[Entries with figure data]
════
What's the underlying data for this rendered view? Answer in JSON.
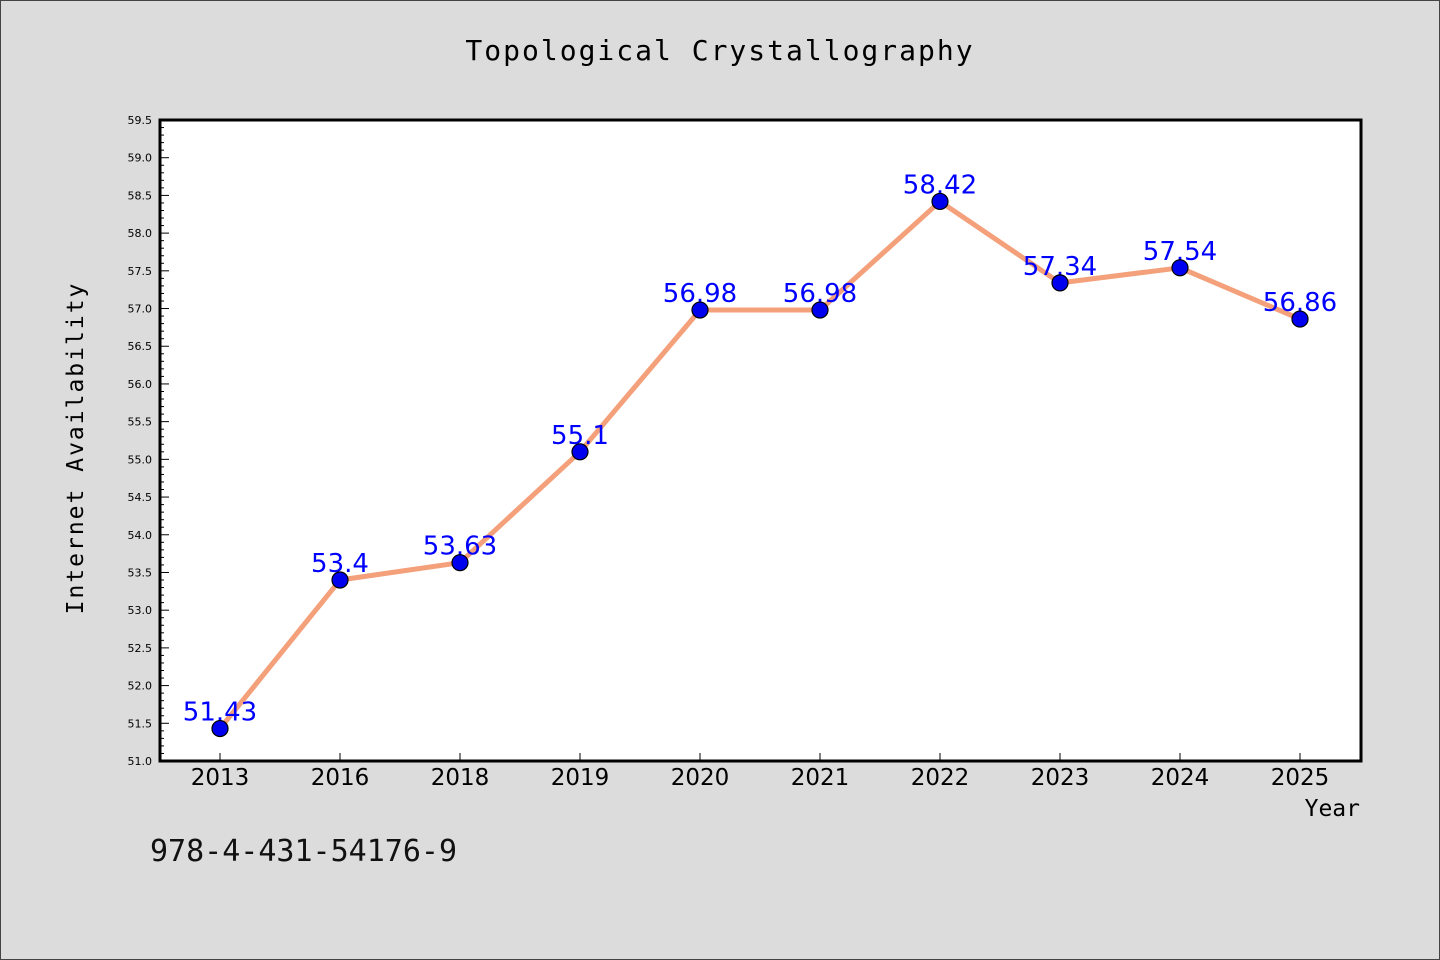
{
  "chart_data": {
    "type": "line",
    "title": "Topological Crystallography",
    "xlabel": "Year",
    "ylabel": "Internet Availability",
    "categories": [
      "2013",
      "2016",
      "2018",
      "2019",
      "2020",
      "2021",
      "2022",
      "2023",
      "2024",
      "2025"
    ],
    "values": [
      51.43,
      53.4,
      53.63,
      55.1,
      56.98,
      56.98,
      58.42,
      57.34,
      57.54,
      56.86
    ],
    "data_labels": [
      "51.43",
      "53.4",
      "53.63",
      "55.1",
      "56.98",
      "56.98",
      "58.42",
      "57.34",
      "57.54",
      "56.86"
    ],
    "ylim": [
      51.0,
      59.5
    ],
    "yticks": [
      "51.0",
      "51.5",
      "52.0",
      "52.5",
      "53.0",
      "53.5",
      "54.0",
      "54.5",
      "55.0",
      "55.5",
      "56.0",
      "56.5",
      "57.0",
      "57.5",
      "58.0",
      "58.5",
      "59.0",
      "59.5"
    ],
    "line_color": "#f4a07a",
    "marker_color": "#0000ee",
    "label_color": "#0000ff",
    "grid": false
  },
  "footer": {
    "code": "978-4-431-54176-9"
  }
}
════
(Problem details): Will you set down the records word for word while leaving out every picture?

(Output of the exercise):
What's the underlying data for this rendered view? Answer in JSON.
{
  "chart_data": {
    "type": "line",
    "title": "Topological Crystallography",
    "xlabel": "Year",
    "ylabel": "Internet Availability",
    "categories": [
      "2013",
      "2016",
      "2018",
      "2019",
      "2020",
      "2021",
      "2022",
      "2023",
      "2024",
      "2025"
    ],
    "values": [
      51.43,
      53.4,
      53.63,
      55.1,
      56.98,
      56.98,
      58.42,
      57.34,
      57.54,
      56.86
    ],
    "data_labels": [
      "51.43",
      "53.4",
      "53.63",
      "55.1",
      "56.98",
      "56.98",
      "58.42",
      "57.34",
      "57.54",
      "56.86"
    ],
    "ylim": [
      51.0,
      59.5
    ],
    "yticks": [
      "51.0",
      "51.5",
      "52.0",
      "52.5",
      "53.0",
      "53.5",
      "54.0",
      "54.5",
      "55.0",
      "55.5",
      "56.0",
      "56.5",
      "57.0",
      "57.5",
      "58.0",
      "58.5",
      "59.0",
      "59.5"
    ],
    "line_color": "#f4a07a",
    "marker_color": "#0000ee",
    "label_color": "#0000ff",
    "grid": false
  },
  "footer": {
    "code": "978-4-431-54176-9"
  }
}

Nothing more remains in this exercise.